Material for the task:
+-------+

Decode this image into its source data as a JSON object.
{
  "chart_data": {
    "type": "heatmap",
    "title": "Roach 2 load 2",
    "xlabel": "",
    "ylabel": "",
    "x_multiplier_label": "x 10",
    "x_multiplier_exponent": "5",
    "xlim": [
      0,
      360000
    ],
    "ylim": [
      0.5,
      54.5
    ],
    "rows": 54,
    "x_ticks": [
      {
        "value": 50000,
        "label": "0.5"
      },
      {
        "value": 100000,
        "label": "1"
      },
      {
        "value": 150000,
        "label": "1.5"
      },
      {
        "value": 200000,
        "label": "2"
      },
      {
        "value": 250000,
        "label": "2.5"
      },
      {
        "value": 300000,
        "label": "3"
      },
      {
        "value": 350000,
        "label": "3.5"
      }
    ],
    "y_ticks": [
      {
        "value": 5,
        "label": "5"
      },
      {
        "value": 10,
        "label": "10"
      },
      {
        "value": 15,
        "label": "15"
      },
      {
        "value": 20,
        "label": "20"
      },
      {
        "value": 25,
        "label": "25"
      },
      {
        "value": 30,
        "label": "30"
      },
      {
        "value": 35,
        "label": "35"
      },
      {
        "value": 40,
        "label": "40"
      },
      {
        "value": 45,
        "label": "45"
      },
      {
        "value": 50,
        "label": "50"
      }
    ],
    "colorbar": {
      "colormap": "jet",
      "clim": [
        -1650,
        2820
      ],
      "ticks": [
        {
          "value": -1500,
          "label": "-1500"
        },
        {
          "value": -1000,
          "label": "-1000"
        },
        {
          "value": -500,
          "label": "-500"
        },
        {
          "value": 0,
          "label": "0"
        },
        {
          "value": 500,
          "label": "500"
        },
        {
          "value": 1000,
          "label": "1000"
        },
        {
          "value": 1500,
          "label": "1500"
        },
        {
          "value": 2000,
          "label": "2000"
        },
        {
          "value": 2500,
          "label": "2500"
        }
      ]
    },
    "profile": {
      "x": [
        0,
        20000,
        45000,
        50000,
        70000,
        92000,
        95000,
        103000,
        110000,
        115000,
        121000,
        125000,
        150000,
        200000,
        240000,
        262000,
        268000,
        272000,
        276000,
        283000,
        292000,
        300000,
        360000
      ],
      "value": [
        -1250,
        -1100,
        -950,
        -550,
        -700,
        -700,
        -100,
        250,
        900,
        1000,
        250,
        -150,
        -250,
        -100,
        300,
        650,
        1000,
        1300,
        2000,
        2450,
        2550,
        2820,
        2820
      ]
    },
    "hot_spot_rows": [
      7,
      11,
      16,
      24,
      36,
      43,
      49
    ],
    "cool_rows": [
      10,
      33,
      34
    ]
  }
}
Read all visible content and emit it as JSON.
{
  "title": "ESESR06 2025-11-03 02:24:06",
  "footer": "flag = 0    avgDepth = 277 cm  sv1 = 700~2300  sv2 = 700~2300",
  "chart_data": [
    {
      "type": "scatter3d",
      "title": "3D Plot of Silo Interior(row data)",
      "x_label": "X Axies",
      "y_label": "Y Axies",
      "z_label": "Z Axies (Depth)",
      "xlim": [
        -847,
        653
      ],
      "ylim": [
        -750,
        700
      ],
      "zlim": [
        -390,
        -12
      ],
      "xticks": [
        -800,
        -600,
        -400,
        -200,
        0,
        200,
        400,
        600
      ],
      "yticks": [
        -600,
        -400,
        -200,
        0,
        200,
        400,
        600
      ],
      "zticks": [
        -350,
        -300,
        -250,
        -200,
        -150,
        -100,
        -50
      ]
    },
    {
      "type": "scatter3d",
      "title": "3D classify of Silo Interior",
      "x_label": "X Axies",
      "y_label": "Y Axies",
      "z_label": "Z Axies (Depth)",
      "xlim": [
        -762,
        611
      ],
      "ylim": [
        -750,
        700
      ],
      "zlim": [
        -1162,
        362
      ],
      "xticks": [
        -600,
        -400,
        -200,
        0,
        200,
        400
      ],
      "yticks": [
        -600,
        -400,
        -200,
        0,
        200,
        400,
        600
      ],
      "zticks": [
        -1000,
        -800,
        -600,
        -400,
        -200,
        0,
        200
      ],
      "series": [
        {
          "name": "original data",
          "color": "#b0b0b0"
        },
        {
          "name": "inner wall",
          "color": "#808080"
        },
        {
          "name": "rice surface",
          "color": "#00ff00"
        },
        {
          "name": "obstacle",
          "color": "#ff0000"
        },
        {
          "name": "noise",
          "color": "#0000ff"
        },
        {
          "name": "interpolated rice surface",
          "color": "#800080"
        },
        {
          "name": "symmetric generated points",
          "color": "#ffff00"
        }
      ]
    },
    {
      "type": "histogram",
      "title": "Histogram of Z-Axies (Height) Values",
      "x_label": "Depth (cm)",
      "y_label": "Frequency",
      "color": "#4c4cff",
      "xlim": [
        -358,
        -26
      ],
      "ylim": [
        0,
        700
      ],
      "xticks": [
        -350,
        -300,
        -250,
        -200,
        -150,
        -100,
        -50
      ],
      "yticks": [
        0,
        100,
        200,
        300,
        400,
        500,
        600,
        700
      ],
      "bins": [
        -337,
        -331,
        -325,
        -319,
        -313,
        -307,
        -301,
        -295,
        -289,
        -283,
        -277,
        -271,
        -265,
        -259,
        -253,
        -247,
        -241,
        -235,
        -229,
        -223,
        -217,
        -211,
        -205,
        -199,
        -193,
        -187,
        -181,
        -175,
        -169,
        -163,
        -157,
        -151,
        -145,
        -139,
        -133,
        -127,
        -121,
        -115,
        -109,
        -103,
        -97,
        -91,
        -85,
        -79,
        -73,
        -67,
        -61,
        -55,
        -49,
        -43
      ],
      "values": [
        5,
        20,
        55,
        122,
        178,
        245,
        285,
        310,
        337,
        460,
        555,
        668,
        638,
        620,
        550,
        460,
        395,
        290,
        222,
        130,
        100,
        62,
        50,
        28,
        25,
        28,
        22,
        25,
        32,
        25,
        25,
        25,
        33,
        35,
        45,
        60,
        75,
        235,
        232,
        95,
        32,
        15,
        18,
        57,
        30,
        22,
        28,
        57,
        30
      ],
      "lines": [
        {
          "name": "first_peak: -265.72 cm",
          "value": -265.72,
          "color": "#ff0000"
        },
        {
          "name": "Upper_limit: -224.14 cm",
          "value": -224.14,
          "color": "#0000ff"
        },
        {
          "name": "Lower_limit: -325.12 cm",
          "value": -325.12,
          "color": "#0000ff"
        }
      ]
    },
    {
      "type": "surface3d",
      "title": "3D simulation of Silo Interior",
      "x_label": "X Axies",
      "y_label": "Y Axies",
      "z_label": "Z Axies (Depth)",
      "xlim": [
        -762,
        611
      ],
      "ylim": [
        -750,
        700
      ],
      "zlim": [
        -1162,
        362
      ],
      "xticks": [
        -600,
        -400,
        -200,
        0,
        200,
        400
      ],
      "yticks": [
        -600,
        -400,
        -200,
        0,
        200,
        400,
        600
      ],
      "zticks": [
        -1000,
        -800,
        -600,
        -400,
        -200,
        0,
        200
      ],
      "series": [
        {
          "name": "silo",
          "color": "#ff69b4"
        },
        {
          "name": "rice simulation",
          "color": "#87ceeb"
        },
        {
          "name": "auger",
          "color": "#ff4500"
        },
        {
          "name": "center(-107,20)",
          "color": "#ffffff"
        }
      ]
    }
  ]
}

+-------+

Write all of the records out again exactly.

Decode this image into its source data as a JSON object.
{
  "chart_data": {
    "type": "heatmap",
    "title": "Roach 2 load 2",
    "xlabel": "",
    "ylabel": "",
    "x_multiplier_label": "x 10",
    "x_multiplier_exponent": "5",
    "xlim": [
      0,
      360000
    ],
    "ylim": [
      0.5,
      54.5
    ],
    "rows": 54,
    "x_ticks": [
      {
        "value": 50000,
        "label": "0.5"
      },
      {
        "value": 100000,
        "label": "1"
      },
      {
        "value": 150000,
        "label": "1.5"
      },
      {
        "value": 200000,
        "label": "2"
      },
      {
        "value": 250000,
        "label": "2.5"
      },
      {
        "value": 300000,
        "label": "3"
      },
      {
        "value": 350000,
        "label": "3.5"
      }
    ],
    "y_ticks": [
      {
        "value": 5,
        "label": "5"
      },
      {
        "value": 10,
        "label": "10"
      },
      {
        "value": 15,
        "label": "15"
      },
      {
        "value": 20,
        "label": "20"
      },
      {
        "value": 25,
        "label": "25"
      },
      {
        "value": 30,
        "label": "30"
      },
      {
        "value": 35,
        "label": "35"
      },
      {
        "value": 40,
        "label": "40"
      },
      {
        "value": 45,
        "label": "45"
      },
      {
        "value": 50,
        "label": "50"
      }
    ],
    "colorbar": {
      "colormap": "jet",
      "clim": [
        -1650,
        2820
      ],
      "ticks": [
        {
          "value": -1500,
          "label": "-1500"
        },
        {
          "value": -1000,
          "label": "-1000"
        },
        {
          "value": -500,
          "label": "-500"
        },
        {
          "value": 0,
          "label": "0"
        },
        {
          "value": 500,
          "label": "500"
        },
        {
          "value": 1000,
          "label": "1000"
        },
        {
          "value": 1500,
          "label": "1500"
        },
        {
          "value": 2000,
          "label": "2000"
        },
        {
          "value": 2500,
          "label": "2500"
        }
      ]
    },
    "profile": {
      "x": [
        0,
        20000,
        45000,
        50000,
        70000,
        92000,
        95000,
        103000,
        110000,
        115000,
        121000,
        125000,
        150000,
        200000,
        240000,
        262000,
        268000,
        272000,
        276000,
        283000,
        292000,
        300000,
        360000
      ],
      "value": [
        -1250,
        -1100,
        -950,
        -550,
        -700,
        -700,
        -100,
        250,
        900,
        1000,
        250,
        -150,
        -250,
        -100,
        300,
        650,
        1000,
        1300,
        2000,
        2450,
        2550,
        2820,
        2820
      ]
    },
    "hot_spot_rows": [
      7,
      11,
      16,
      24,
      36,
      43,
      49
    ],
    "cool_rows": [
      10,
      33,
      34
    ]
  }
}
Read all visible content and emit it as JSON.
{
  "title": "ESESR06 2025-11-03 02:24:06",
  "footer": "flag = 0    avgDepth = 277 cm  sv1 = 700~2300  sv2 = 700~2300",
  "chart_data": [
    {
      "type": "scatter3d",
      "title": "3D Plot of Silo Interior(row data)",
      "x_label": "X Axies",
      "y_label": "Y Axies",
      "z_label": "Z Axies (Depth)",
      "xlim": [
        -847,
        653
      ],
      "ylim": [
        -750,
        700
      ],
      "zlim": [
        -390,
        -12
      ],
      "xticks": [
        -800,
        -600,
        -400,
        -200,
        0,
        200,
        400,
        600
      ],
      "yticks": [
        -600,
        -400,
        -200,
        0,
        200,
        400,
        600
      ],
      "zticks": [
        -350,
        -300,
        -250,
        -200,
        -150,
        -100,
        -50
      ]
    },
    {
      "type": "scatter3d",
      "title": "3D classify of Silo Interior",
      "x_label": "X Axies",
      "y_label": "Y Axies",
      "z_label": "Z Axies (Depth)",
      "xlim": [
        -762,
        611
      ],
      "ylim": [
        -750,
        700
      ],
      "zlim": [
        -1162,
        362
      ],
      "xticks": [
        -600,
        -400,
        -200,
        0,
        200,
        400
      ],
      "yticks": [
        -600,
        -400,
        -200,
        0,
        200,
        400,
        600
      ],
      "zticks": [
        -1000,
        -800,
        -600,
        -400,
        -200,
        0,
        200
      ],
      "series": [
        {
          "name": "original data",
          "color": "#b0b0b0"
        },
        {
          "name": "inner wall",
          "color": "#808080"
        },
        {
          "name": "rice surface",
          "color": "#00ff00"
        },
        {
          "name": "obstacle",
          "color": "#ff0000"
        },
        {
          "name": "noise",
          "color": "#0000ff"
        },
        {
          "name": "interpolated rice surface",
          "color": "#800080"
        },
        {
          "name": "symmetric generated points",
          "color": "#ffff00"
        }
      ]
    },
    {
      "type": "histogram",
      "title": "Histogram of Z-Axies (Height) Values",
      "x_label": "Depth (cm)",
      "y_label": "Frequency",
      "color": "#4c4cff",
      "xlim": [
        -358,
        -26
      ],
      "ylim": [
        0,
        700
      ],
      "xticks": [
        -350,
        -300,
        -250,
        -200,
        -150,
        -100,
        -50
      ],
      "yticks": [
        0,
        100,
        200,
        300,
        400,
        500,
        600,
        700
      ],
      "bins": [
        -337,
        -331,
        -325,
        -319,
        -313,
        -307,
        -301,
        -295,
        -289,
        -283,
        -277,
        -271,
        -265,
        -259,
        -253,
        -247,
        -241,
        -235,
        -229,
        -223,
        -217,
        -211,
        -205,
        -199,
        -193,
        -187,
        -181,
        -175,
        -169,
        -163,
        -157,
        -151,
        -145,
        -139,
        -133,
        -127,
        -121,
        -115,
        -109,
        -103,
        -97,
        -91,
        -85,
        -79,
        -73,
        -67,
        -61,
        -55,
        -49,
        -43
      ],
      "values": [
        5,
        20,
        55,
        122,
        178,
        245,
        285,
        310,
        337,
        460,
        555,
        668,
        638,
        620,
        550,
        460,
        395,
        290,
        222,
        130,
        100,
        62,
        50,
        28,
        25,
        28,
        22,
        25,
        32,
        25,
        25,
        25,
        33,
        35,
        45,
        60,
        75,
        235,
        232,
        95,
        32,
        15,
        18,
        57,
        30,
        22,
        28,
        57,
        30
      ],
      "lines": [
        {
          "name": "first_peak: -265.72 cm",
          "value": -265.72,
          "color": "#ff0000"
        },
        {
          "name": "Upper_limit: -224.14 cm",
          "value": -224.14,
          "color": "#0000ff"
        },
        {
          "name": "Lower_limit: -325.12 cm",
          "value": -325.12,
          "color": "#0000ff"
        }
      ]
    },
    {
      "type": "surface3d",
      "title": "3D simulation of Silo Interior",
      "x_label": "X Axies",
      "y_label": "Y Axies",
      "z_label": "Z Axies (Depth)",
      "xlim": [
        -762,
        611
      ],
      "ylim": [
        -750,
        700
      ],
      "zlim": [
        -1162,
        362
      ],
      "xticks": [
        -600,
        -400,
        -200,
        0,
        200,
        400
      ],
      "yticks": [
        -600,
        -400,
        -200,
        0,
        200,
        400,
        600
      ],
      "zticks": [
        -1000,
        -800,
        -600,
        -400,
        -200,
        0,
        200
      ],
      "series": [
        {
          "name": "silo",
          "color": "#ff69b4"
        },
        {
          "name": "rice simulation",
          "color": "#87ceeb"
        },
        {
          "name": "auger",
          "color": "#ff4500"
        },
        {
          "name": "center(-107,20)",
          "color": "#ffffff"
        }
      ]
    }
  ]
}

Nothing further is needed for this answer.